Set exercise
Pick out each line containing the string "рамках".

── Source data

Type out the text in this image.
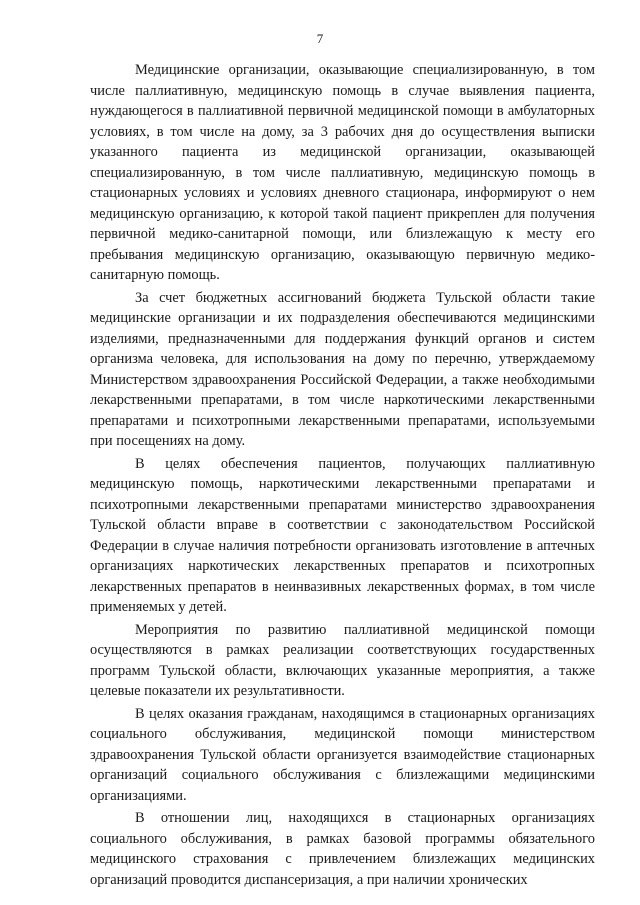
7

Медицинские организации, оказывающие специализированную, в том числе паллиативную, медицинскую помощь в случае выявления пациента, нуждающегося в паллиативной первичной медицинской помощи в амбулаторных условиях, в том числе на дому, за 3 рабочих дня до осуществления выписки указанного пациента из медицинской организации, оказывающей специализированную, в том числе паллиативную, медицинскую помощь в стационарных условиях и условиях дневного стационара, информируют о нем медицинскую организацию, к которой такой пациент прикреплен для получения первичной медико-санитарной помощи, или близлежащую к месту его пребывания медицинскую организацию, оказывающую первичную медико-санитарную помощь.

За счет бюджетных ассигнований бюджета Тульской области такие медицинские организации и их подразделения обеспечиваются медицинскими изделиями, предназначенными для поддержания функций органов и систем организма человека, для использования на дому по перечню, утверждаемому Министерством здравоохранения Российской Федерации, а также необходимыми лекарственными препаратами, в том числе наркотическими лекарственными препаратами и психотропными лекарственными препаратами, используемыми при посещениях на дому.

В целях обеспечения пациентов, получающих паллиативную медицинскую помощь, наркотическими лекарственными препаратами и психотропными лекарственными препаратами министерство здравоохранения Тульской области вправе в соответствии с законодательством Российской Федерации в случае наличия потребности организовать изготовление в аптечных организациях наркотических лекарственных препаратов и психотропных лекарственных препаратов в неинвазивных лекарственных формах, в том числе применяемых у детей.

Мероприятия по развитию паллиативной медицинской помощи осуществляются в рамках реализации соответствующих государственных программ Тульской области, включающих указанные мероприятия, а также целевые показатели их результативности.

В целях оказания гражданам, находящимся в стационарных организациях социального обслуживания, медицинской помощи министерством здравоохранения Тульской области организуется взаимодействие стационарных организаций социального обслуживания с близлежащими медицинскими организациями.

В отношении лиц, находящихся в стационарных организациях социального обслуживания, в рамках базовой программы обязательного медицинского страхования с привлечением близлежащих медицинских организаций проводится диспансеризация, а при наличии хронических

────

Problem solution
Мероприятия по развитию паллиативной медицинской помощи осуществляются в рамках реализации соответствующих государственных программ Тульской области, включающих указанные мероприятия, а также целевые показатели их результативности.
В отношении лиц, находящихся в стационарных организациях социального обслуживания, в рамках базовой программы обязательного медицинского страхования с привлечением близлежащих медицинских организаций проводится диспансеризация, а при наличии хронических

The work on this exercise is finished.